# PROBLEM STATEMENT
Reproduce the listing below in full, substituting "Build Project" for every occurrence of "Gradle-aware Make" and leaving all other text unchanged.
------ DATA FOR THE TASK ------
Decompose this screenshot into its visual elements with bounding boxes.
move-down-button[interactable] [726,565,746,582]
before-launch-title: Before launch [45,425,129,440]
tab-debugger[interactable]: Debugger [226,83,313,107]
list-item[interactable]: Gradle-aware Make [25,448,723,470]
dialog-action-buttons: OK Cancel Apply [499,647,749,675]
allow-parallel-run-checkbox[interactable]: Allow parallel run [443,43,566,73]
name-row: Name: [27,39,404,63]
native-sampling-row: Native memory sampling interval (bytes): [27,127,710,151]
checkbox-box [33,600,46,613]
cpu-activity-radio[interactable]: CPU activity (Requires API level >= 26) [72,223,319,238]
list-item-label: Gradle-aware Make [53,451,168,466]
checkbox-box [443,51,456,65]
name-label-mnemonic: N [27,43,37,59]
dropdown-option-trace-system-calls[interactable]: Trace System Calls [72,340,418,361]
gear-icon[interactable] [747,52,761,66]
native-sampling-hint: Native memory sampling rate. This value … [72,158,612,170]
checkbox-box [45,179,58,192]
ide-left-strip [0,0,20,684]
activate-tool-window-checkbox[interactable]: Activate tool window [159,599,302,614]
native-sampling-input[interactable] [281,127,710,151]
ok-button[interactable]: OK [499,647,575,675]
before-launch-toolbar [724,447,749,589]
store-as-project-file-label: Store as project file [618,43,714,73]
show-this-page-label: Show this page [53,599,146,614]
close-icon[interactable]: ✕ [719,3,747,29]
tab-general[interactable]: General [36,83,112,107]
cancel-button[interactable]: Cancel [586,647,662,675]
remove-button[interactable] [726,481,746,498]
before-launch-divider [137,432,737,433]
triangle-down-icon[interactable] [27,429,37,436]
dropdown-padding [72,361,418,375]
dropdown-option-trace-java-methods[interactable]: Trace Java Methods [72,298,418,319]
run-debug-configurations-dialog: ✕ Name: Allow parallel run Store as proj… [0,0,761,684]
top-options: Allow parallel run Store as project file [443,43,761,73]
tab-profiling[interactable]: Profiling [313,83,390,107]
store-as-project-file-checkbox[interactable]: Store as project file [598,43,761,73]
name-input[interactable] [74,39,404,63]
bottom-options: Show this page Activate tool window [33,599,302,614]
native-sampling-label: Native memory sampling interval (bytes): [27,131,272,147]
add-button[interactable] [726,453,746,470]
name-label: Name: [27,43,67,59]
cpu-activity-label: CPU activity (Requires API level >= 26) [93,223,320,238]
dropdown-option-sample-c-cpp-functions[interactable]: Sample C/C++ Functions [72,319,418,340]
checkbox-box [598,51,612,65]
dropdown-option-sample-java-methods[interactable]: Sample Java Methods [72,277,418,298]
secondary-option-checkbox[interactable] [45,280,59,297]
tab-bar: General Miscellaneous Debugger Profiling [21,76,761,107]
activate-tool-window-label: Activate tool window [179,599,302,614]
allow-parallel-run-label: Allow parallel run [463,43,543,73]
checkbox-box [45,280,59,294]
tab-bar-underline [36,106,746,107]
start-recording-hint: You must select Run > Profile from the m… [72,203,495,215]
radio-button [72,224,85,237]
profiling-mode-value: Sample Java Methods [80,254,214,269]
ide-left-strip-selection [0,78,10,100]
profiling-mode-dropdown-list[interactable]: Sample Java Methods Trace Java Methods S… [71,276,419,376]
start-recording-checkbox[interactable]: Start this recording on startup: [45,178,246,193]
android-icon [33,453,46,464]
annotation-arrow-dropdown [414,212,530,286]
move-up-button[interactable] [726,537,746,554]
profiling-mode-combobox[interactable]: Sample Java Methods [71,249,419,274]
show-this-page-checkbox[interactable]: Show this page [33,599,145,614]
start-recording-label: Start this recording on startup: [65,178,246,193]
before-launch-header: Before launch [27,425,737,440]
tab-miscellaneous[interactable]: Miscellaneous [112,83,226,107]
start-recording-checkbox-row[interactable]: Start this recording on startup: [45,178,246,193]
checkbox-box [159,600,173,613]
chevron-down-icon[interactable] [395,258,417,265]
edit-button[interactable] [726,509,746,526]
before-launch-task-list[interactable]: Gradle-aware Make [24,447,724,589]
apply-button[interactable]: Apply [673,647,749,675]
------
# EXERCISE SOLUTION
Decompose this screenshot into its visual elements with bounding boxes.
move-down-button[interactable] [726,565,746,582]
before-launch-title: Before launch [45,425,129,440]
tab-debugger[interactable]: Debugger [226,83,313,107]
list-item[interactable]: Build Project [25,448,723,470]
dialog-action-buttons: OK Cancel Apply [499,647,749,675]
allow-parallel-run-checkbox[interactable]: Allow parallel run [443,43,566,73]
name-row: Name: [27,39,404,63]
native-sampling-row: Native memory sampling interval (bytes): [27,127,710,151]
checkbox-box [33,600,46,613]
cpu-activity-radio[interactable]: CPU activity (Requires API level >= 26) [72,223,319,238]
list-item-label: Build Project [53,451,168,466]
checkbox-box [443,51,456,65]
name-label-mnemonic: N [27,43,37,59]
dropdown-option-trace-system-calls[interactable]: Trace System Calls [72,340,418,361]
gear-icon[interactable] [747,52,761,66]
native-sampling-hint: Native memory sampling rate. This value … [72,158,612,170]
checkbox-box [45,179,58,192]
ide-left-strip [0,0,20,684]
activate-tool-window-checkbox[interactable]: Activate tool window [159,599,302,614]
native-sampling-input[interactable] [281,127,710,151]
ok-button[interactable]: OK [499,647,575,675]
before-launch-toolbar [724,447,749,589]
store-as-project-file-label: Store as project file [618,43,714,73]
show-this-page-label: Show this page [53,599,146,614]
close-icon[interactable]: ✕ [719,3,747,29]
tab-general[interactable]: General [36,83,112,107]
cancel-button[interactable]: Cancel [586,647,662,675]
remove-button[interactable] [726,481,746,498]
before-launch-divider [137,432,737,433]
triangle-down-icon[interactable] [27,429,37,436]
dropdown-padding [72,361,418,375]
dropdown-option-trace-java-methods[interactable]: Trace Java Methods [72,298,418,319]
run-debug-configurations-dialog: ✕ Name: Allow parallel run Store as proj… [0,0,761,684]
top-options: Allow parallel run Store as project file [443,43,761,73]
tab-profiling[interactable]: Profiling [313,83,390,107]
store-as-project-file-checkbox[interactable]: Store as project file [598,43,761,73]
name-input[interactable] [74,39,404,63]
bottom-options: Show this page Activate tool window [33,599,302,614]
native-sampling-label: Native memory sampling interval (bytes): [27,131,272,147]
add-button[interactable] [726,453,746,470]
name-label: Name: [27,43,67,59]
cpu-activity-label: CPU activity (Requires API level >= 26) [93,223,320,238]
dropdown-option-sample-c-cpp-functions[interactable]: Sample C/C++ Functions [72,319,418,340]
checkbox-box [598,51,612,65]
dropdown-option-sample-java-methods[interactable]: Sample Java Methods [72,277,418,298]
secondary-option-checkbox[interactable] [45,280,59,297]
tab-bar: General Miscellaneous Debugger Profiling [21,76,761,107]
activate-tool-window-label: Activate tool window [179,599,302,614]
allow-parallel-run-label: Allow parallel run [463,43,543,73]
checkbox-box [45,280,59,294]
tab-bar-underline [36,106,746,107]
start-recording-hint: You must select Run > Profile from the m… [72,203,495,215]
radio-button [72,224,85,237]
profiling-mode-value: Sample Java Methods [80,254,214,269]
ide-left-strip-selection [0,78,10,100]
profiling-mode-dropdown-list[interactable]: Sample Java Methods Trace Java Methods S… [71,276,419,376]
start-recording-checkbox[interactable]: Start this recording on startup: [45,178,246,193]
android-icon [33,453,46,464]
annotation-arrow-dropdown [414,212,530,286]
move-up-button[interactable] [726,537,746,554]
profiling-mode-combobox[interactable]: Sample Java Methods [71,249,419,274]
show-this-page-checkbox[interactable]: Show this page [33,599,145,614]
start-recording-label: Start this recording on startup: [65,178,246,193]
before-launch-header: Before launch [27,425,737,440]
tab-miscellaneous[interactable]: Miscellaneous [112,83,226,107]
start-recording-checkbox-row[interactable]: Start this recording on startup: [45,178,246,193]
checkbox-box [159,600,173,613]
chevron-down-icon[interactable] [395,258,417,265]
edit-button[interactable] [726,509,746,526]
before-launch-task-list[interactable]: Build Project [24,447,724,589]
apply-button[interactable]: Apply [673,647,749,675]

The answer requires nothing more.